Records to process:

————

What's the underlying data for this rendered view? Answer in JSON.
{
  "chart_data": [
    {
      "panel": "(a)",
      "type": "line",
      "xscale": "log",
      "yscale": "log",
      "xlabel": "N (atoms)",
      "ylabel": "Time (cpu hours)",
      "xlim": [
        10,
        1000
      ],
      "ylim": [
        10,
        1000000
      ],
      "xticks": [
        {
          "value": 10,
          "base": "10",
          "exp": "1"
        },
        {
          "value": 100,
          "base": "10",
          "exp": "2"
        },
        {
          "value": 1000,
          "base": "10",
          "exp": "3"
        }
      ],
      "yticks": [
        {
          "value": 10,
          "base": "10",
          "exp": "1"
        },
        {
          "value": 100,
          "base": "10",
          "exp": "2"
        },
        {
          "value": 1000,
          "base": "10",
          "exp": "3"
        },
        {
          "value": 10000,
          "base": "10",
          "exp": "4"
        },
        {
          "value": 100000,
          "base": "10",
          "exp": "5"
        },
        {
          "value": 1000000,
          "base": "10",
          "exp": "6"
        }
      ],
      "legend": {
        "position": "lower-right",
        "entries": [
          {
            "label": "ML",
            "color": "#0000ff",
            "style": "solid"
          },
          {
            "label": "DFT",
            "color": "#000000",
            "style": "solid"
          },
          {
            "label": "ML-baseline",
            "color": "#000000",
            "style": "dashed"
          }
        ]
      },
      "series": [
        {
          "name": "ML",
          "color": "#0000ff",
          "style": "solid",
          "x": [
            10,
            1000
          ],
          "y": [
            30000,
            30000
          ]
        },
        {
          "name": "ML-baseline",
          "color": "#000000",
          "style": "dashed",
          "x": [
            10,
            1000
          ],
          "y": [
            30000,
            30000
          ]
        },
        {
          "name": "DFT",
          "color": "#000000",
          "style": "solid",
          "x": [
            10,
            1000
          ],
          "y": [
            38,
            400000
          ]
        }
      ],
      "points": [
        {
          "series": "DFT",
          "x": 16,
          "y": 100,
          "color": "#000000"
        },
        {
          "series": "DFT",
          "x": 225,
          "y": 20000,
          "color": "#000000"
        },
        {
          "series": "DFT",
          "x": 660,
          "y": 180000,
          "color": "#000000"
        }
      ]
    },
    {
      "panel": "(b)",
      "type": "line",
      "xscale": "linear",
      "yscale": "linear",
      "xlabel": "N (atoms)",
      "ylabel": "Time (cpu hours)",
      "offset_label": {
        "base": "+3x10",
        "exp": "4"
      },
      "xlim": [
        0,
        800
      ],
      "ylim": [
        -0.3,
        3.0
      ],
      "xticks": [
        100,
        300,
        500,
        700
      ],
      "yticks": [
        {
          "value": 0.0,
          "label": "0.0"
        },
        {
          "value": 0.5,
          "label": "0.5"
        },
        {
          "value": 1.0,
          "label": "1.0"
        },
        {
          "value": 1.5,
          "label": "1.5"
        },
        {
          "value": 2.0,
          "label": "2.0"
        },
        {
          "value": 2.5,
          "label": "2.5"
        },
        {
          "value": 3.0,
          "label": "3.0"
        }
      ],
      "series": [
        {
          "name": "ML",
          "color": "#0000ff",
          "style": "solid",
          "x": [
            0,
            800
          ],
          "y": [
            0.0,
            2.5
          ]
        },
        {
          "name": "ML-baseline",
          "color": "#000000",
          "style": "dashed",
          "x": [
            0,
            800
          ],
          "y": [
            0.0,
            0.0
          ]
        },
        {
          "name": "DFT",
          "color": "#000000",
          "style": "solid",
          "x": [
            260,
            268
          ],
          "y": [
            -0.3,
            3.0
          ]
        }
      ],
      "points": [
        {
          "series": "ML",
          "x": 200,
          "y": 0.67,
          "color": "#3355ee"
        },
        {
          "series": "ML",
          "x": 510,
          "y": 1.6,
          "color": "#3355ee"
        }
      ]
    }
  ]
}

————

Prompt:
Repeat the material above in full, keeping every word.

The solution:
What's the underlying data for this rendered view? Answer in JSON.
{
  "chart_data": [
    {
      "panel": "(a)",
      "type": "line",
      "xscale": "log",
      "yscale": "log",
      "xlabel": "N (atoms)",
      "ylabel": "Time (cpu hours)",
      "xlim": [
        10,
        1000
      ],
      "ylim": [
        10,
        1000000
      ],
      "xticks": [
        {
          "value": 10,
          "base": "10",
          "exp": "1"
        },
        {
          "value": 100,
          "base": "10",
          "exp": "2"
        },
        {
          "value": 1000,
          "base": "10",
          "exp": "3"
        }
      ],
      "yticks": [
        {
          "value": 10,
          "base": "10",
          "exp": "1"
        },
        {
          "value": 100,
          "base": "10",
          "exp": "2"
        },
        {
          "value": 1000,
          "base": "10",
          "exp": "3"
        },
        {
          "value": 10000,
          "base": "10",
          "exp": "4"
        },
        {
          "value": 100000,
          "base": "10",
          "exp": "5"
        },
        {
          "value": 1000000,
          "base": "10",
          "exp": "6"
        }
      ],
      "legend": {
        "position": "lower-right",
        "entries": [
          {
            "label": "ML",
            "color": "#0000ff",
            "style": "solid"
          },
          {
            "label": "DFT",
            "color": "#000000",
            "style": "solid"
          },
          {
            "label": "ML-baseline",
            "color": "#000000",
            "style": "dashed"
          }
        ]
      },
      "series": [
        {
          "name": "ML",
          "color": "#0000ff",
          "style": "solid",
          "x": [
            10,
            1000
          ],
          "y": [
            30000,
            30000
          ]
        },
        {
          "name": "ML-baseline",
          "color": "#000000",
          "style": "dashed",
          "x": [
            10,
            1000
          ],
          "y": [
            30000,
            30000
          ]
        },
        {
          "name": "DFT",
          "color": "#000000",
          "style": "solid",
          "x": [
            10,
            1000
          ],
          "y": [
            38,
            400000
          ]
        }
      ],
      "points": [
        {
          "series": "DFT",
          "x": 16,
          "y": 100,
          "color": "#000000"
        },
        {
          "series": "DFT",
          "x": 225,
          "y": 20000,
          "color": "#000000"
        },
        {
          "series": "DFT",
          "x": 660,
          "y": 180000,
          "color": "#000000"
        }
      ]
    },
    {
      "panel": "(b)",
      "type": "line",
      "xscale": "linear",
      "yscale": "linear",
      "xlabel": "N (atoms)",
      "ylabel": "Time (cpu hours)",
      "offset_label": {
        "base": "+3x10",
        "exp": "4"
      },
      "xlim": [
        0,
        800
      ],
      "ylim": [
        -0.3,
        3.0
      ],
      "xticks": [
        100,
        300,
        500,
        700
      ],
      "yticks": [
        {
          "value": 0.0,
          "label": "0.0"
        },
        {
          "value": 0.5,
          "label": "0.5"
        },
        {
          "value": 1.0,
          "label": "1.0"
        },
        {
          "value": 1.5,
          "label": "1.5"
        },
        {
          "value": 2.0,
          "label": "2.0"
        },
        {
          "value": 2.5,
          "label": "2.5"
        },
        {
          "value": 3.0,
          "label": "3.0"
        }
      ],
      "series": [
        {
          "name": "ML",
          "color": "#0000ff",
          "style": "solid",
          "x": [
            0,
            800
          ],
          "y": [
            0.0,
            2.5
          ]
        },
        {
          "name": "ML-baseline",
          "color": "#000000",
          "style": "dashed",
          "x": [
            0,
            800
          ],
          "y": [
            0.0,
            0.0
          ]
        },
        {
          "name": "DFT",
          "color": "#000000",
          "style": "solid",
          "x": [
            260,
            268
          ],
          "y": [
            -0.3,
            3.0
          ]
        }
      ],
      "points": [
        {
          "series": "ML",
          "x": 200,
          "y": 0.67,
          "color": "#3355ee"
        },
        {
          "series": "ML",
          "x": 510,
          "y": 1.6,
          "color": "#3355ee"
        }
      ]
    }
  ]
}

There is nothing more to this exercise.